-- Start of Data provided --

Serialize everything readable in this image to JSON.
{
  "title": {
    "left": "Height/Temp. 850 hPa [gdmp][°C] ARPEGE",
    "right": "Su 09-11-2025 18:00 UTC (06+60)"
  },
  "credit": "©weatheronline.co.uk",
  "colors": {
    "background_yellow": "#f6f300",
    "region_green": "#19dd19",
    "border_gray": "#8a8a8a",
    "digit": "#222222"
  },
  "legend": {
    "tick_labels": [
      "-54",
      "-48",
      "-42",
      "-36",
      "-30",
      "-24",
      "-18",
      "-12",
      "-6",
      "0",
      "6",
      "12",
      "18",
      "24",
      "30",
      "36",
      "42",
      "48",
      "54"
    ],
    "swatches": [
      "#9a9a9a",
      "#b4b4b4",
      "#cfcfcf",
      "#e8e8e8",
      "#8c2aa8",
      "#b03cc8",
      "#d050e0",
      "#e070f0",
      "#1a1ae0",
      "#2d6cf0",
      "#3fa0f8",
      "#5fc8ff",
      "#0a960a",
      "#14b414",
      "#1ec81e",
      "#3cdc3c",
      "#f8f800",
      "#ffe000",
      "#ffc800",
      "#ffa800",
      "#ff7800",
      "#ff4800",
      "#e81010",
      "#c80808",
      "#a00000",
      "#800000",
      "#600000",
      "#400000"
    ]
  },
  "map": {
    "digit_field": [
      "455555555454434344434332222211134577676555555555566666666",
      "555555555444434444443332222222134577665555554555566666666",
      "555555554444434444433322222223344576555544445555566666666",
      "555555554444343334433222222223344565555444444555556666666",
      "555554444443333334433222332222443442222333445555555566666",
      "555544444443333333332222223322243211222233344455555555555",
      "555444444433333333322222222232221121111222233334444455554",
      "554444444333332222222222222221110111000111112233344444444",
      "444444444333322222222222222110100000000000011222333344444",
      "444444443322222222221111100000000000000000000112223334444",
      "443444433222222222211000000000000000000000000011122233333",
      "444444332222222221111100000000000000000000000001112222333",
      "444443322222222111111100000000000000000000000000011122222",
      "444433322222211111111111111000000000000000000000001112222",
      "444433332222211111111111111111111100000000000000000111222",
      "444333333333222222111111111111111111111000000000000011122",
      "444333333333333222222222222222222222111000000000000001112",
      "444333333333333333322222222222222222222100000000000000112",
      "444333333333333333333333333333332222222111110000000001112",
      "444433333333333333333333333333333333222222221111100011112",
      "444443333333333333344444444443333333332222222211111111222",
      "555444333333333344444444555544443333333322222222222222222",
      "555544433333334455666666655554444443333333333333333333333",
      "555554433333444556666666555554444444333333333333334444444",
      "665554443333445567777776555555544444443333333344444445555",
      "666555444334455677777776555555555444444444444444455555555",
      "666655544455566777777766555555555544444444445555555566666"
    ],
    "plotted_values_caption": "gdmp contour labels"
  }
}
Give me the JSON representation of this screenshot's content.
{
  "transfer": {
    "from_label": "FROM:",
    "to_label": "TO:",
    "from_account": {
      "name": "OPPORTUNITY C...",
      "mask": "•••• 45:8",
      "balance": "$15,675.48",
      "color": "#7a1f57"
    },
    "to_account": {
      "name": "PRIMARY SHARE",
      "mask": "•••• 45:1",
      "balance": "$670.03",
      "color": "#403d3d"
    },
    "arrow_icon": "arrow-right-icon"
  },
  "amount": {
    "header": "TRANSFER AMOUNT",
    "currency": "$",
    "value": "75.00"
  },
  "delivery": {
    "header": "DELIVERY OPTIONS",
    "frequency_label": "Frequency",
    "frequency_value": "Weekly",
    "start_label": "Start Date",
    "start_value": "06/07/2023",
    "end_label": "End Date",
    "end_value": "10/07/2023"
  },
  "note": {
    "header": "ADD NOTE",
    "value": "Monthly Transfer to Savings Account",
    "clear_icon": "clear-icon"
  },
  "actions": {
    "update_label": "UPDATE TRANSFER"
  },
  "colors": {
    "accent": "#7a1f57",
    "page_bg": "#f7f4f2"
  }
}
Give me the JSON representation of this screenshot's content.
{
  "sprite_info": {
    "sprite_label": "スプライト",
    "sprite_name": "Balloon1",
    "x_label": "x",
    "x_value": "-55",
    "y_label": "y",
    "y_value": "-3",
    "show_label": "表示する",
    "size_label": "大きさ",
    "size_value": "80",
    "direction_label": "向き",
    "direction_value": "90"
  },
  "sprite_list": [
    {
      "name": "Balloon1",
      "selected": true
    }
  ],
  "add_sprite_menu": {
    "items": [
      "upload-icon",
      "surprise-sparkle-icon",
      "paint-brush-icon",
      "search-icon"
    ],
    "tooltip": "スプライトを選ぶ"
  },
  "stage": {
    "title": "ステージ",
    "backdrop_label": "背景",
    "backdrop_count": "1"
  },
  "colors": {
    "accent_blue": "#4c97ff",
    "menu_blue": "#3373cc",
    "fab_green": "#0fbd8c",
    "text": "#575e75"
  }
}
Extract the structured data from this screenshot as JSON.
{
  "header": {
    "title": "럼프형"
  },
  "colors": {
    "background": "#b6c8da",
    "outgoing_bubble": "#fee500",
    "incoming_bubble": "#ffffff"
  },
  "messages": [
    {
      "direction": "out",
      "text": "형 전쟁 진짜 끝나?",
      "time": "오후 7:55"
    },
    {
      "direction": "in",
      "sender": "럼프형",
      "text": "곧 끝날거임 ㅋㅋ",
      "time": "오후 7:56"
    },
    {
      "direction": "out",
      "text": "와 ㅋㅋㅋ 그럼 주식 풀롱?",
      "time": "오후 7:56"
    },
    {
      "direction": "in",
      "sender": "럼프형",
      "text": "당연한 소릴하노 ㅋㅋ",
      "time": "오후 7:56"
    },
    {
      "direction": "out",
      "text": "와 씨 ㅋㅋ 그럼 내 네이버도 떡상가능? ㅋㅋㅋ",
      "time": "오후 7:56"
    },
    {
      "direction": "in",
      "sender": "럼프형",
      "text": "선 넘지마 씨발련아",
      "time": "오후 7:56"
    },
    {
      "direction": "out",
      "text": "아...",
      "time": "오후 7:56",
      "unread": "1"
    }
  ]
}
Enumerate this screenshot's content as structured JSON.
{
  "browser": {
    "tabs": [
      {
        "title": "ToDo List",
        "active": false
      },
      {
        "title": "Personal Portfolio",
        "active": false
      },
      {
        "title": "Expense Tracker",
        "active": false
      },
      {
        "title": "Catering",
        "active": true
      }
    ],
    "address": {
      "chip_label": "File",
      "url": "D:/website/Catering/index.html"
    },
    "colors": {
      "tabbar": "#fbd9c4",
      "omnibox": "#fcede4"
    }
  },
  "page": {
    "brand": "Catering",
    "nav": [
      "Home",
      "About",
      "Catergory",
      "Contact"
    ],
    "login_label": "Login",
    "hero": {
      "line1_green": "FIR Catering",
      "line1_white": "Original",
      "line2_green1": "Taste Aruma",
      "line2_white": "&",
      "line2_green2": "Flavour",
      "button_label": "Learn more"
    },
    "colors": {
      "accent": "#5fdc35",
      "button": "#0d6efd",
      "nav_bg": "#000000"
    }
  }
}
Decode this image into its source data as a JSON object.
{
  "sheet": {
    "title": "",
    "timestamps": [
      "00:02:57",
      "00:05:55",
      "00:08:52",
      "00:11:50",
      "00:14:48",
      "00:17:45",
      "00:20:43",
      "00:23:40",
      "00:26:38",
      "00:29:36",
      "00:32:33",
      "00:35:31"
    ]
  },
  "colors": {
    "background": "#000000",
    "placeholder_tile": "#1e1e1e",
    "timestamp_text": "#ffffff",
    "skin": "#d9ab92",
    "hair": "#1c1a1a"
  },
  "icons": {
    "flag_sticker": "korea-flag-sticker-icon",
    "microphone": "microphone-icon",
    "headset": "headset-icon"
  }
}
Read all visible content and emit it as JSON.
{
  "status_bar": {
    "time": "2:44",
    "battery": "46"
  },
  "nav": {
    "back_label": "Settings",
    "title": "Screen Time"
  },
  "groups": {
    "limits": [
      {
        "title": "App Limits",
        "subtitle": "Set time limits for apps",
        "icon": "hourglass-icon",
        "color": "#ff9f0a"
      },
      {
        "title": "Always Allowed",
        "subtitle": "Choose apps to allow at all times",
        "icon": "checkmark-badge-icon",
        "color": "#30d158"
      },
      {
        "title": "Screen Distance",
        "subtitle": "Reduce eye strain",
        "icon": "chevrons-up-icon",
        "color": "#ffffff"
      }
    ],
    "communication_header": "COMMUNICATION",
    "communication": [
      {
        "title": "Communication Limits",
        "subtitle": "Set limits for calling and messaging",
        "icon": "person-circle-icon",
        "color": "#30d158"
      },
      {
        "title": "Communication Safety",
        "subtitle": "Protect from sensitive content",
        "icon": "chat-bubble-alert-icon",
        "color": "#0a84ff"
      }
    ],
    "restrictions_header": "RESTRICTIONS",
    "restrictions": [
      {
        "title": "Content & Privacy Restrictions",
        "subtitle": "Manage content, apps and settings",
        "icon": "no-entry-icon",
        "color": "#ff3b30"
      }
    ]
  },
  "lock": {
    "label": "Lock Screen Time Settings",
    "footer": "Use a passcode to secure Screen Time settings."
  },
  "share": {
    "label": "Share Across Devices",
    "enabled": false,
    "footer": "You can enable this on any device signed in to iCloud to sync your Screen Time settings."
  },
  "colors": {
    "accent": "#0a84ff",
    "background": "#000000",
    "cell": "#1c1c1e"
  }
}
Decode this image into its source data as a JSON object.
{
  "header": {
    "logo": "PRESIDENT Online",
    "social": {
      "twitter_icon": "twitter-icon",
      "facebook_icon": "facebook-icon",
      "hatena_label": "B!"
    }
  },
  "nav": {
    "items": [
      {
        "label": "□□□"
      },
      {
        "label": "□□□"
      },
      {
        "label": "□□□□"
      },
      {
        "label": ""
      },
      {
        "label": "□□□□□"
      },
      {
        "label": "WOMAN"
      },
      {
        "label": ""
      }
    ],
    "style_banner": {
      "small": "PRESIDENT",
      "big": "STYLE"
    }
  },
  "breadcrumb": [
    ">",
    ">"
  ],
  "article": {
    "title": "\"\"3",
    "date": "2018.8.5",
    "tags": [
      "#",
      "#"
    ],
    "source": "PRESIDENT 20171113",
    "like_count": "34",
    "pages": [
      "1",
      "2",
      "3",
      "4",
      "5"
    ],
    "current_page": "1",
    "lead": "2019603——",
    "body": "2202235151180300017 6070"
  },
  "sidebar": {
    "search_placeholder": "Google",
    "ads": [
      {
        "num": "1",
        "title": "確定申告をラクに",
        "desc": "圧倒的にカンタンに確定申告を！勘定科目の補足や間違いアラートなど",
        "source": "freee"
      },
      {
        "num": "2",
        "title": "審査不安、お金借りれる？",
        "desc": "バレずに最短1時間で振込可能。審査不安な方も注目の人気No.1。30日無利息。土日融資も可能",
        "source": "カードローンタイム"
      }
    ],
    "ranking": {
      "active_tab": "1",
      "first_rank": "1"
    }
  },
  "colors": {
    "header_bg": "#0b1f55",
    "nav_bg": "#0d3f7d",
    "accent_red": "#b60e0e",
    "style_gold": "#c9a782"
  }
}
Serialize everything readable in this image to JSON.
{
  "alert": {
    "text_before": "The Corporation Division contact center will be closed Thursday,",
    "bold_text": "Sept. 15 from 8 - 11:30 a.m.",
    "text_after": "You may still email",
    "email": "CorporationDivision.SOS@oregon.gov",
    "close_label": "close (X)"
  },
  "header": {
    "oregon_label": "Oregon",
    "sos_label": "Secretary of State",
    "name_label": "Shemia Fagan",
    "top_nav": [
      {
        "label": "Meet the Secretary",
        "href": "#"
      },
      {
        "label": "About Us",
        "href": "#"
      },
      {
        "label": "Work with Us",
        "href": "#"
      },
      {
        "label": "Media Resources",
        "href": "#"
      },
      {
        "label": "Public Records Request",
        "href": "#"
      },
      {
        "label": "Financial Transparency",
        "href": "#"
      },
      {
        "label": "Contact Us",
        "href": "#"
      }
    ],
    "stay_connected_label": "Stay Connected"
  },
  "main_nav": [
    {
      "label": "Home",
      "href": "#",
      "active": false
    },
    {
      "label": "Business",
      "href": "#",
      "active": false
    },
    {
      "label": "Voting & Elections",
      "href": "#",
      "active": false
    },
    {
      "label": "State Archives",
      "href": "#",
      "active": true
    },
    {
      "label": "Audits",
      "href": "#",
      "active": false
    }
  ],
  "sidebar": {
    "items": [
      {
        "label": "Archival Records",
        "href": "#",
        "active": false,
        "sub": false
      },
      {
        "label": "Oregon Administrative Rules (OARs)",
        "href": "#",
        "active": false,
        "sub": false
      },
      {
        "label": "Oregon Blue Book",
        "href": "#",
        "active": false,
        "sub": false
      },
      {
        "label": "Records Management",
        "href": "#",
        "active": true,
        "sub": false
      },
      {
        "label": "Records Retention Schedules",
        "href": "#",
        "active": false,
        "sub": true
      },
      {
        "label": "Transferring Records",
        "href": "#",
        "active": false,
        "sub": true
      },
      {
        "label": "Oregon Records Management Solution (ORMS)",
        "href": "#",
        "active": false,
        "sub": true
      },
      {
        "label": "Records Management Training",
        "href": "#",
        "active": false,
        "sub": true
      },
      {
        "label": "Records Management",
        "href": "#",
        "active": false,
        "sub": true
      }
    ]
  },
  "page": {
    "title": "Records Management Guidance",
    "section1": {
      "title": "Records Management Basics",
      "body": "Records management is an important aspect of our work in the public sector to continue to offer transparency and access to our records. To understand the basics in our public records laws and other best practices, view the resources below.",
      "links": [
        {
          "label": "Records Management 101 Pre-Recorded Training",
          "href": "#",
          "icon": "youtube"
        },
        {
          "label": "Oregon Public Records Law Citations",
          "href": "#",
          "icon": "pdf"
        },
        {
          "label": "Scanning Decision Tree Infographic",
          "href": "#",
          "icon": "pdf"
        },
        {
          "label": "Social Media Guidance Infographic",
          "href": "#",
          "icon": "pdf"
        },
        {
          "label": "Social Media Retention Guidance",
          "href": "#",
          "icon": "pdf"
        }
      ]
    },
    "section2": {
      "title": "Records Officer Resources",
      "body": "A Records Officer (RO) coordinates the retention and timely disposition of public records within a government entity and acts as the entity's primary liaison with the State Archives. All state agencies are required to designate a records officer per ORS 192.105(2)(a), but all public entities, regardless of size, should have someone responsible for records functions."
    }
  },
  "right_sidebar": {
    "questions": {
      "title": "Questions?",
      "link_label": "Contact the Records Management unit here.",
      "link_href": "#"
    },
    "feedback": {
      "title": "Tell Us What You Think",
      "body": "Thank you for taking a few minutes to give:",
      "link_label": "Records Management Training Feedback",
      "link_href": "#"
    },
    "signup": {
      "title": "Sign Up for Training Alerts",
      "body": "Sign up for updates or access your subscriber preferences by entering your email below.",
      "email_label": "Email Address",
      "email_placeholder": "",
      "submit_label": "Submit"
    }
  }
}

-- End of Data provided --

• **Problem requirements**
Count how many lines hold the string "desc" and give that number alone.

• **Result of the task**
2